Records excerpted from a collection:

*** Block opens ***

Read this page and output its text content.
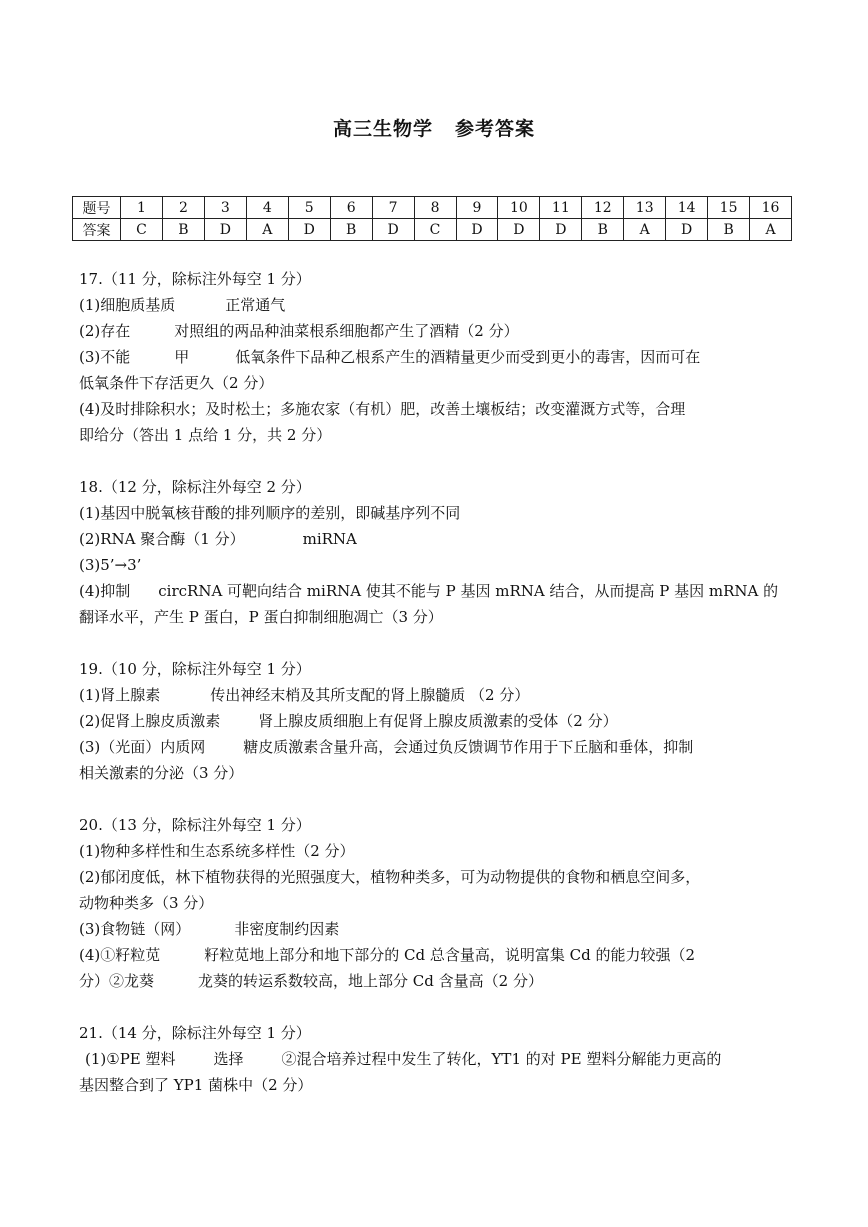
高三生物学 参考答案
题号	1	2	3	4	5	6	7	8	9	10	11	12	13	14	15	16
答案	C	B	D	A	D	B	D	C	D	D	D	B	A	D	B	A
17.（11 分，除标注外每空 1 分）
(1)细胞质基质	正常通气
(2)存在	对照组的两品种油菜根系细胞都产生了酒精（2 分）
(3)不能	甲	低氧条件下品种乙根系产生的酒精量更少而受到更小的毒害，因而可在
低氧条件下存活更久（2 分）
(4)及时排除积水；及时松土；多施农家（有机）肥，改善土壤板结；改变灌溉方式等，合理
即给分（答出 1 点给 1 分，共 2 分）
18.（12 分，除标注外每空 2 分）
(1)基因中脱氧核苷酸的排列顺序的差别，即碱基序列不同
(2)RNA 聚合酶（1 分）	miRNA
(3)5’→3’
(4)抑制 circRNA 可靶向结合 miRNA 使其不能与 P 基因 mRNA 结合，从而提高 P 基因 mRNA 的
翻译水平，产生 P 蛋白，P 蛋白抑制细胞凋亡（3 分）
19.（10 分，除标注外每空 1 分）
(1)肾上腺素	传出神经末梢及其所支配的肾上腺髓质 （2 分）
(2)促肾上腺皮质激素	肾上腺皮质细胞上有促肾上腺皮质激素的受体（2 分）
(3)（光面）内质网	糖皮质激素含量升高，会通过负反馈调节作用于下丘脑和垂体，抑制
相关激素的分泌（3 分）
20.（13 分，除标注外每空 1 分）
(1)物种多样性和生态系统多样性（2 分）
(2)郁闭度低，林下植物获得的光照强度大，植物种类多，可为动物提供的食物和栖息空间多，
动物种类多（3 分）
(3)食物链（网）	非密度制约因素
(4)①籽粒苋	籽粒苋地上部分和地下部分的 Cd 总含量高，说明富集 Cd 的能力较强（2
分）②龙葵	龙葵的转运系数较高，地上部分 Cd 含量高（2 分）
21.（14 分，除标注外每空 1 分）
(1)①PE 塑料	选择	②混合培养过程中发生了转化，YT1 的对 PE 塑料分解能力更高的
基因整合到了 YP1 菌株中（2 分）
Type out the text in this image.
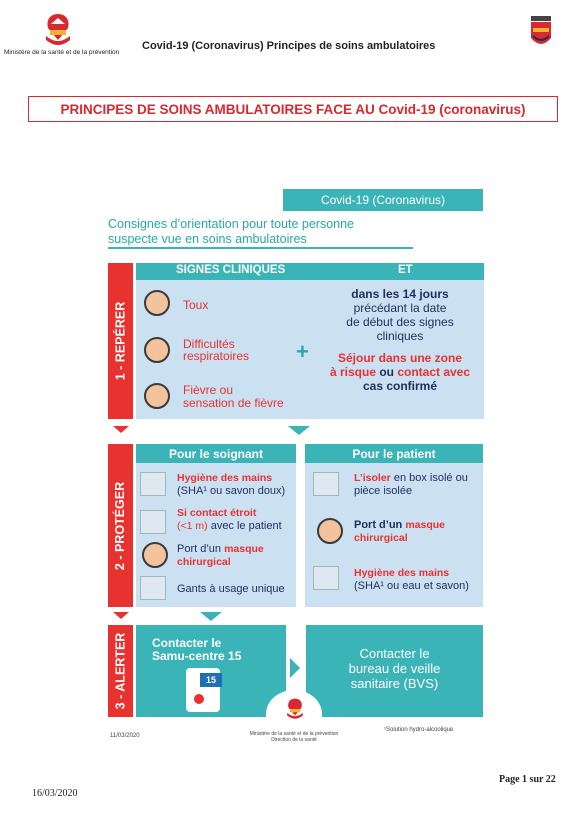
Ministère de la santé et de la prévention
Covid-19 (Coronavirus) Principes de soins ambulatoires
PRINCIPES DE SOINS AMBULATOIRES FACE AU Covid-19 (coronavirus)
Covid-19 (Coronavirus)
Consignes d’orientation pour toute personne
suspecte vue en soins ambulatoires
1 - REPÉRER
SIGNES CLINIQUES	ET
Toux
Difficultés
respiratoires
Fièvre ou
sensation de fièvre
+
dans les 14 jours
précédant la date
de début des signes
cliniques
Séjour dans une zone
à risque ou contact avec
cas confirmé
2 - PROTÉGER
Pour le soignant	Pour le patient
Hygiène des mains
(SHA¹ ou savon doux)
Si contact étroit
(<1 m) avec le patient
Port d’un masque
chirurgical
Gants à usage unique
L’isoler en box isolé ou
pièce isolée
Port d’un masque
chirurgical
Hygiène des mains
(SHA¹ ou eau et savon)
3 - ALERTER Contacter le
Samu-centre 15
15
Contacter le
bureau de veille
sanitaire (BVS)
11/03/2020	Ministère de la santé et de la prévention
Direction de la santé
¹Solution hydro-alcoolique
Page 1 sur 22
16/03/2020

*** Block closes ***

» **WHAT TO PRODUCE**:
Leave out the images and transcribe all the records exactly.

» **ANSWER SECTION**:
Read this page and output its text content.
高三生物学 参考答案
题号	1	2	3	4	5	6	7	8	9	10	11	12	13	14	15	16
答案	C	B	D	A	D	B	D	C	D	D	D	B	A	D	B	A
17.（11 分，除标注外每空 1 分）
(1)细胞质基质	正常通气
(2)存在	对照组的两品种油菜根系细胞都产生了酒精（2 分）
(3)不能	甲	低氧条件下品种乙根系产生的酒精量更少而受到更小的毒害，因而可在
低氧条件下存活更久（2 分）
(4)及时排除积水；及时松土；多施农家（有机）肥，改善土壤板结；改变灌溉方式等，合理
即给分（答出 1 点给 1 分，共 2 分）
18.（12 分，除标注外每空 2 分）
(1)基因中脱氧核苷酸的排列顺序的差别，即碱基序列不同
(2)RNA 聚合酶（1 分）	miRNA
(3)5’→3’
(4)抑制 circRNA 可靶向结合 miRNA 使其不能与 P 基因 mRNA 结合，从而提高 P 基因 mRNA 的
翻译水平，产生 P 蛋白，P 蛋白抑制细胞凋亡（3 分）
19.（10 分，除标注外每空 1 分）
(1)肾上腺素	传出神经末梢及其所支配的肾上腺髓质 （2 分）
(2)促肾上腺皮质激素	肾上腺皮质细胞上有促肾上腺皮质激素的受体（2 分）
(3)（光面）内质网	糖皮质激素含量升高，会通过负反馈调节作用于下丘脑和垂体，抑制
相关激素的分泌（3 分）
20.（13 分，除标注外每空 1 分）
(1)物种多样性和生态系统多样性（2 分）
(2)郁闭度低，林下植物获得的光照强度大，植物种类多，可为动物提供的食物和栖息空间多，
动物种类多（3 分）
(3)食物链（网）	非密度制约因素
(4)①籽粒苋	籽粒苋地上部分和地下部分的 Cd 总含量高，说明富集 Cd 的能力较强（2
分）②龙葵	龙葵的转运系数较高，地上部分 Cd 含量高（2 分）
21.（14 分，除标注外每空 1 分）
(1)①PE 塑料	选择	②混合培养过程中发生了转化，YT1 的对 PE 塑料分解能力更高的
基因整合到了 YP1 菌株中（2 分）
Type out the text in this image.
Ministère de la santé et de la prévention
Covid-19 (Coronavirus) Principes de soins ambulatoires
PRINCIPES DE SOINS AMBULATOIRES FACE AU Covid-19 (coronavirus)
Covid-19 (Coronavirus)
Consignes d’orientation pour toute personne
suspecte vue en soins ambulatoires
1 - REPÉRER
SIGNES CLINIQUES	ET
Toux
Difficultés
respiratoires
Fièvre ou
sensation de fièvre
+
dans les 14 jours
précédant la date
de début des signes
cliniques
Séjour dans une zone
à risque ou contact avec
cas confirmé
2 - PROTÉGER
Pour le soignant	Pour le patient
Hygiène des mains
(SHA¹ ou savon doux)
Si contact étroit
(<1 m) avec le patient
Port d’un masque
chirurgical
Gants à usage unique
L’isoler en box isolé ou
pièce isolée
Port d’un masque
chirurgical
Hygiène des mains
(SHA¹ ou eau et savon)
3 - ALERTER Contacter le
Samu-centre 15
15
Contacter le
bureau de veille
sanitaire (BVS)
11/03/2020	Ministère de la santé et de la prévention
Direction de la santé
¹Solution hydro-alcoolique
Page 1 sur 22
16/03/2020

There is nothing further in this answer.